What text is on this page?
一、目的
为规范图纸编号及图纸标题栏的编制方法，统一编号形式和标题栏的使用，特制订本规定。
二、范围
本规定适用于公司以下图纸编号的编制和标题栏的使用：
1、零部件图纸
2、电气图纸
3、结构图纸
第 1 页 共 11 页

→ WORK REQUIRED:
Return the entries above exactly, each one complete.

→ FINAL ANSWER:
What text is on this page?
一、目的
为规范图纸编号及图纸标题栏的编制方法，统一编号形式和标题栏的使用，特制订本规定。
二、范围
本规定适用于公司以下图纸编号的编制和标题栏的使用：
1、零部件图纸
2、电气图纸
3、结构图纸
第 1 页 共 11 页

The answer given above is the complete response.